### Exercise instructions
Go through the listing and pick out each line with the word "this" in it.

### Material supplied
========================================================================

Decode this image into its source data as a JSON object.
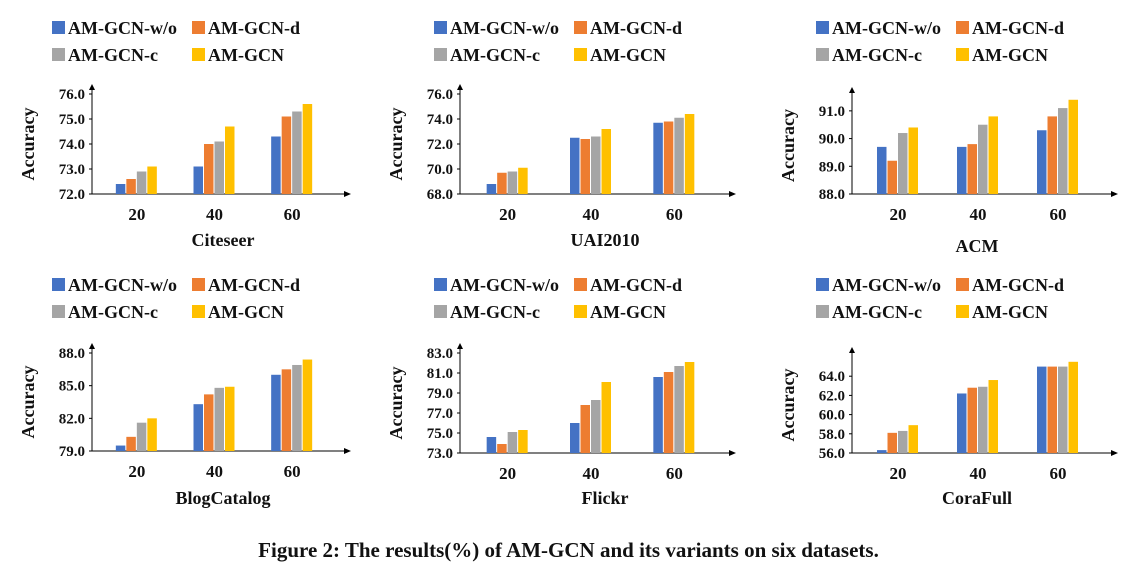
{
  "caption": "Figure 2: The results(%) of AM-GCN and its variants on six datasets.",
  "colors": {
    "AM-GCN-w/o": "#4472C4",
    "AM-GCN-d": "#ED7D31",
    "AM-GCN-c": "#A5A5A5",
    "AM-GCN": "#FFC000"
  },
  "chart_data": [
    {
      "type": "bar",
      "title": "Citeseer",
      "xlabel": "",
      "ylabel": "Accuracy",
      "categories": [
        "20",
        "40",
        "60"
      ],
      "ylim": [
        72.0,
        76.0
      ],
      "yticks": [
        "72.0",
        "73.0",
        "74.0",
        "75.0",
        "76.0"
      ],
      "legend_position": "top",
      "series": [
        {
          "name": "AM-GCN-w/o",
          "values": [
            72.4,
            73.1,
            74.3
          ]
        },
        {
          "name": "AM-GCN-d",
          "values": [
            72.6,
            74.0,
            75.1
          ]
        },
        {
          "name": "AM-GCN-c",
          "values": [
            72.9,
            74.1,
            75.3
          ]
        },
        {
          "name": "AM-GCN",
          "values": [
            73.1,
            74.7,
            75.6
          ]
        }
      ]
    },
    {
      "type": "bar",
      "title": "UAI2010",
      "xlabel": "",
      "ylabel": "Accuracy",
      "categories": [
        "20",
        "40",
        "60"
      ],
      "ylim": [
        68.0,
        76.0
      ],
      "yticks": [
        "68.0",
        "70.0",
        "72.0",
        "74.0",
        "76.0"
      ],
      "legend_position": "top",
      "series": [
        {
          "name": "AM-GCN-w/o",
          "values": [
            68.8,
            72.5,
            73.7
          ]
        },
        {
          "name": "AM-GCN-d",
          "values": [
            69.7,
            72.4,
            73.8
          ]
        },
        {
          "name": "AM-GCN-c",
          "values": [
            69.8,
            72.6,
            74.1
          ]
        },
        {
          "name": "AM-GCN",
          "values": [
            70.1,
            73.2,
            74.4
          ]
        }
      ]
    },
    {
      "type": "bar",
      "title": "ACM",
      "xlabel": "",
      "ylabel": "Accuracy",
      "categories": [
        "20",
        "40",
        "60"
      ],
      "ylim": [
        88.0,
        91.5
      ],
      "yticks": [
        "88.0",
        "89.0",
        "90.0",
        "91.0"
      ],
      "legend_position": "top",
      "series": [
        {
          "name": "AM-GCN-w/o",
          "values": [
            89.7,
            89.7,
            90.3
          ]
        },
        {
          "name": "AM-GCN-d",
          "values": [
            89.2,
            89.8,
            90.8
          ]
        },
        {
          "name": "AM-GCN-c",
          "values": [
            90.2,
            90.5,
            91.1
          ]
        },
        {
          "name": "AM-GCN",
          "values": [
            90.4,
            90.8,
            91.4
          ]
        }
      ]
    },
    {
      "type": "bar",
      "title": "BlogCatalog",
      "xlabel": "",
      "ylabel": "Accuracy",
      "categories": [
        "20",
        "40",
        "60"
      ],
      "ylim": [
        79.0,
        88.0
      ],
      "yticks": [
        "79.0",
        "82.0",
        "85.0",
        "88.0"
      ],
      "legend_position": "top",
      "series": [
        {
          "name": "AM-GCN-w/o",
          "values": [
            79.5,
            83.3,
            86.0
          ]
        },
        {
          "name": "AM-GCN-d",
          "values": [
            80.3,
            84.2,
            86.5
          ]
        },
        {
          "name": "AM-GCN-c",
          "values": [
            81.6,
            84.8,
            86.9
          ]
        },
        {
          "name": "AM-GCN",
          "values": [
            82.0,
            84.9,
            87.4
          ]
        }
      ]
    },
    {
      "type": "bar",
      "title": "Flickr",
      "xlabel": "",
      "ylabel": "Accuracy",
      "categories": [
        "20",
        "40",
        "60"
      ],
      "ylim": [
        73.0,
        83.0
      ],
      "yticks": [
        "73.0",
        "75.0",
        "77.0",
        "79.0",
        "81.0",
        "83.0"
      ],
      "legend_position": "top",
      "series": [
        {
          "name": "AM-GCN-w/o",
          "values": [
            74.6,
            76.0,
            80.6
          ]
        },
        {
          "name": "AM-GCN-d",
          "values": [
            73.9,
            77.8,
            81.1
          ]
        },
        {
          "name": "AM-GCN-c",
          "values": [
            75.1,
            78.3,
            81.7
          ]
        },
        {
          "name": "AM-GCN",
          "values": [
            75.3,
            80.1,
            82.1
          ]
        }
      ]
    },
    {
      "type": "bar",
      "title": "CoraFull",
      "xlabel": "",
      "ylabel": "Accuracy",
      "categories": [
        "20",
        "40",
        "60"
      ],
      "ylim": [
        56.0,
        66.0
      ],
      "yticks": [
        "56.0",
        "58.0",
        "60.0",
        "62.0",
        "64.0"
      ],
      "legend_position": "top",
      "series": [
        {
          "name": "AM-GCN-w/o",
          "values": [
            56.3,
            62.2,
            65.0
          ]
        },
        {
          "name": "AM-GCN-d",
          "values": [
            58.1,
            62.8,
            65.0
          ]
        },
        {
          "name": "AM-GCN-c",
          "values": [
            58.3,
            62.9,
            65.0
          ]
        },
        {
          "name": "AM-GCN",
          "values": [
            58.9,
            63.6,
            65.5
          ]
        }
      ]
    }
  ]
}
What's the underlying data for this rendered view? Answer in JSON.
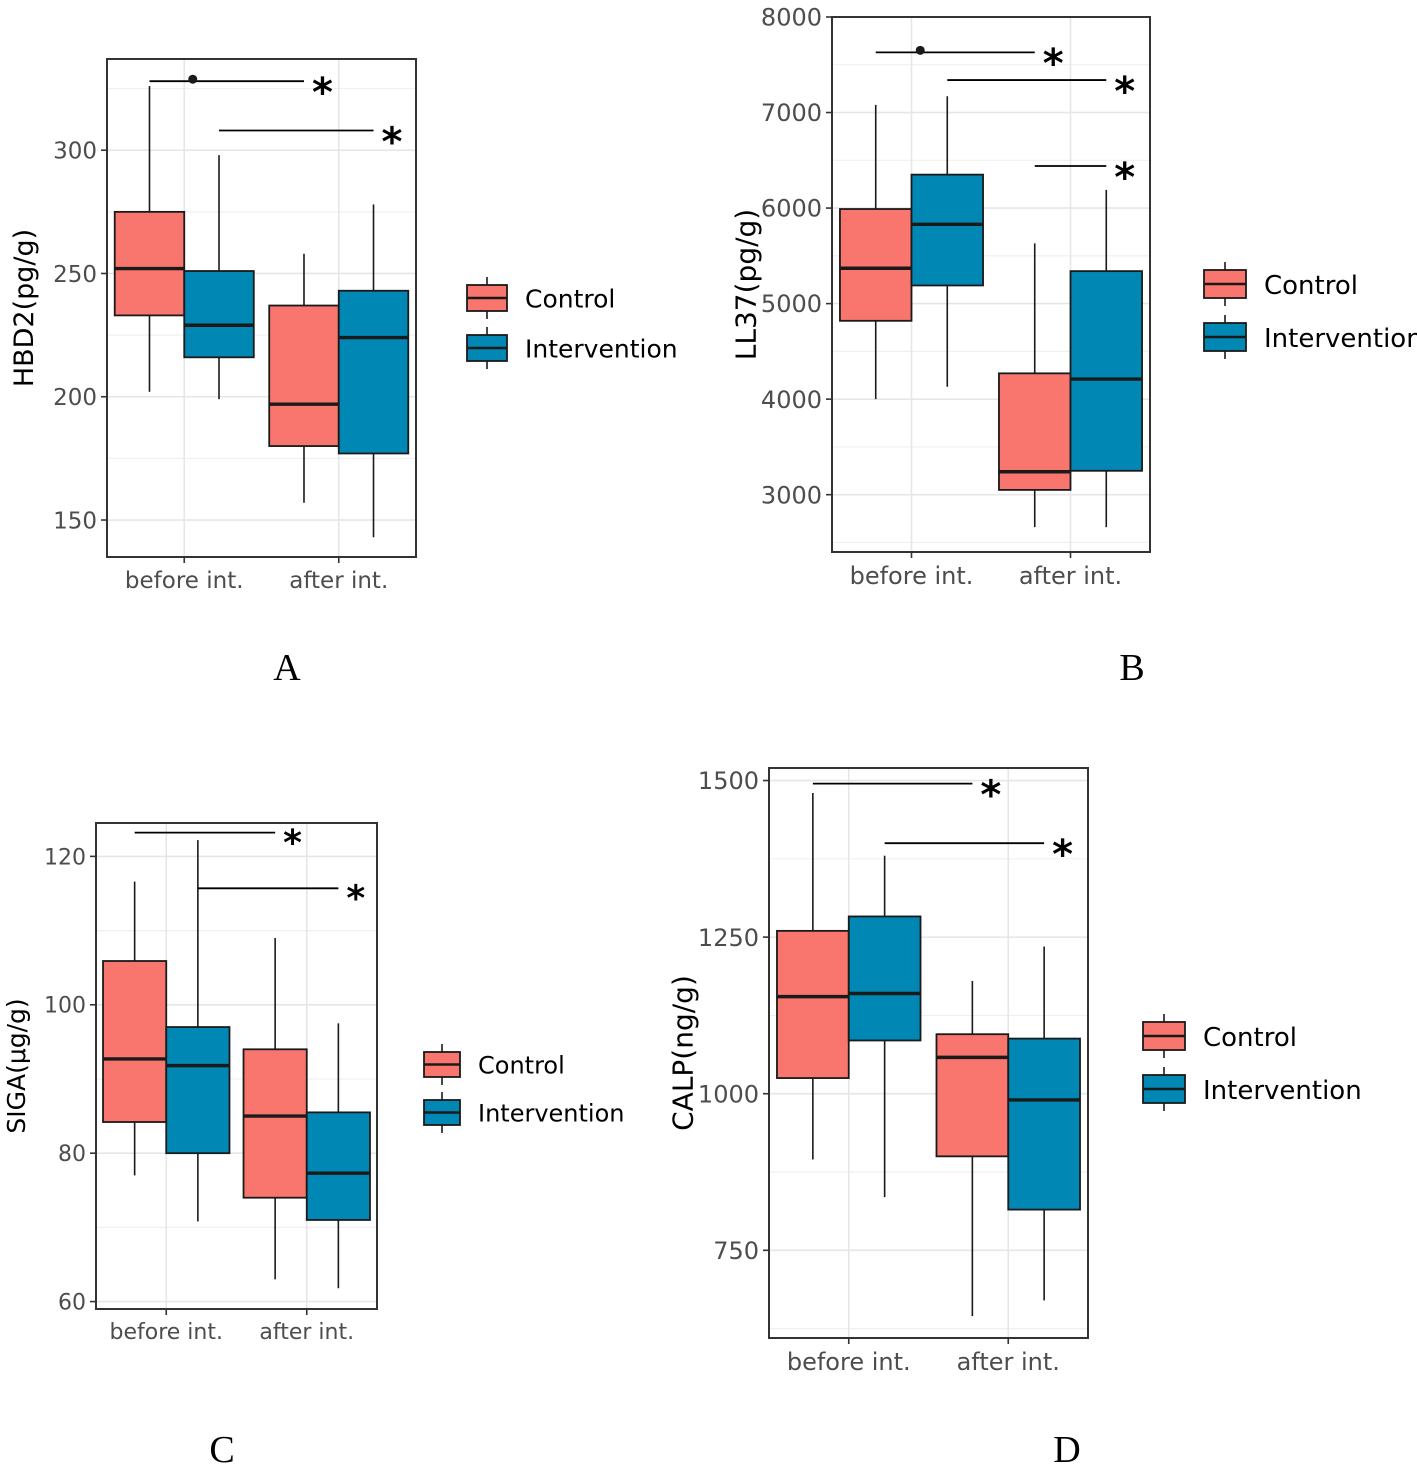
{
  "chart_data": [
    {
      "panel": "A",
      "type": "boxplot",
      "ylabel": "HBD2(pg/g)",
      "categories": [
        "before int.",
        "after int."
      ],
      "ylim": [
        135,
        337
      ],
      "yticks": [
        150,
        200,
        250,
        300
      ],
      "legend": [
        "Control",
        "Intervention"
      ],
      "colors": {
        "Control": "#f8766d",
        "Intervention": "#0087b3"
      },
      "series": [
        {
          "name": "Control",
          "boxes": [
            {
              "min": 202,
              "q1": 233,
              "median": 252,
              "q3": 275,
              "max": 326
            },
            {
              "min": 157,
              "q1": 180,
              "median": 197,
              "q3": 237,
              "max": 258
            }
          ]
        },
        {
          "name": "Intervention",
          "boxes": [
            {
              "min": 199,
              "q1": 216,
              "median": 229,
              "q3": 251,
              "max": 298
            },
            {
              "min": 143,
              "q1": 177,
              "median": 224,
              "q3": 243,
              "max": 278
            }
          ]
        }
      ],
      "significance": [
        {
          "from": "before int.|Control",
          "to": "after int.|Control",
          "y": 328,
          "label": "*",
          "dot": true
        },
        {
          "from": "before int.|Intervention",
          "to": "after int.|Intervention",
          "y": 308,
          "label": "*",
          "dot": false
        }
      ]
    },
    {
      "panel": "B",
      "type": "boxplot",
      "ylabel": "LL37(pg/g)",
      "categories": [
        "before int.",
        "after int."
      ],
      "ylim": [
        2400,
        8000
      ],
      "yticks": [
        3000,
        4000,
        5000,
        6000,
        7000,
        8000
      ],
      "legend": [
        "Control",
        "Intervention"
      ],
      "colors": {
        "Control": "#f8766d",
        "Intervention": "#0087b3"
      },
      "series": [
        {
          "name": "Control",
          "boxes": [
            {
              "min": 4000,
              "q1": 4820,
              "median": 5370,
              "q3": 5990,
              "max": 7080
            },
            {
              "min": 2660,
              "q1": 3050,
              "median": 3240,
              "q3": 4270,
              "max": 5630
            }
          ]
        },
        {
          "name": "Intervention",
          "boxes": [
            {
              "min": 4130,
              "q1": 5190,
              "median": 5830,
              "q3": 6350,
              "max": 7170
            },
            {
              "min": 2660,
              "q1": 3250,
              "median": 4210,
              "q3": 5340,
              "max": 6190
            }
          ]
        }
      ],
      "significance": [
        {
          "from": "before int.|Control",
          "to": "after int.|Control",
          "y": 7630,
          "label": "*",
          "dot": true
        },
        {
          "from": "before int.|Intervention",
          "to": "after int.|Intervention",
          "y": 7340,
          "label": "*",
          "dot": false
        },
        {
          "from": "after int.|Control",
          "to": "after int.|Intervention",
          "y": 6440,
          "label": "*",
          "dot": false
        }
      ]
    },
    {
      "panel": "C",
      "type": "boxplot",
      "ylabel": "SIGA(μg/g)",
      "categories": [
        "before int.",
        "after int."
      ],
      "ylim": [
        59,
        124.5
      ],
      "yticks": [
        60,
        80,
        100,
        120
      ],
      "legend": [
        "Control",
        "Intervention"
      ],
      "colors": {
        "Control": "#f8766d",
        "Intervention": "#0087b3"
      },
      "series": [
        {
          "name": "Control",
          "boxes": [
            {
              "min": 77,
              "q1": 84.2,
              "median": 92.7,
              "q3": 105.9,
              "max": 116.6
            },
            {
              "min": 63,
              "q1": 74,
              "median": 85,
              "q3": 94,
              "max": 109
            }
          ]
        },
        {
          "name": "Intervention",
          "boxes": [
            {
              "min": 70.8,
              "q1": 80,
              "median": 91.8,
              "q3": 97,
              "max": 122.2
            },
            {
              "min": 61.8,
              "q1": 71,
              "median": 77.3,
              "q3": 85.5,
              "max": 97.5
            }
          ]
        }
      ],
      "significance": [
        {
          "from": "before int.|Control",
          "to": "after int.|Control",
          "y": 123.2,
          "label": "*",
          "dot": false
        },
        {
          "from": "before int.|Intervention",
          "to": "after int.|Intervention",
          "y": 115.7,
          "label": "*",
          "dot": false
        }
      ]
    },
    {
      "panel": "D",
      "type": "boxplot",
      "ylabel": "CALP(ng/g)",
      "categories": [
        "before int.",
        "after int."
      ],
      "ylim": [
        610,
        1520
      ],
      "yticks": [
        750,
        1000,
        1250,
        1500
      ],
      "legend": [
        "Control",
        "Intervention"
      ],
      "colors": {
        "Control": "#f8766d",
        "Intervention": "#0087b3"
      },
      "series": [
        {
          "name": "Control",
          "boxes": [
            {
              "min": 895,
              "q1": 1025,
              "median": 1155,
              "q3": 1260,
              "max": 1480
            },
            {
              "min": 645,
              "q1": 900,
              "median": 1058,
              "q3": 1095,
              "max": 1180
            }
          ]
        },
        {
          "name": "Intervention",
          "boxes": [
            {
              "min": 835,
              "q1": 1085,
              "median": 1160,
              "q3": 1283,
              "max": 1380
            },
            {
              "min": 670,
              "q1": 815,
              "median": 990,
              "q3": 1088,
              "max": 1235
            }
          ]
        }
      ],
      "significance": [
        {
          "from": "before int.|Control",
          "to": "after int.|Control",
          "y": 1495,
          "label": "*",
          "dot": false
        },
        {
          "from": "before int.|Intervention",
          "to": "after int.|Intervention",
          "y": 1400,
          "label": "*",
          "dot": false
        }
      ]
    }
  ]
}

========================================================================

### Output
Decode this image into its source data as a JSON object.
What's the underlying data for this rendered view? Answer in JSON.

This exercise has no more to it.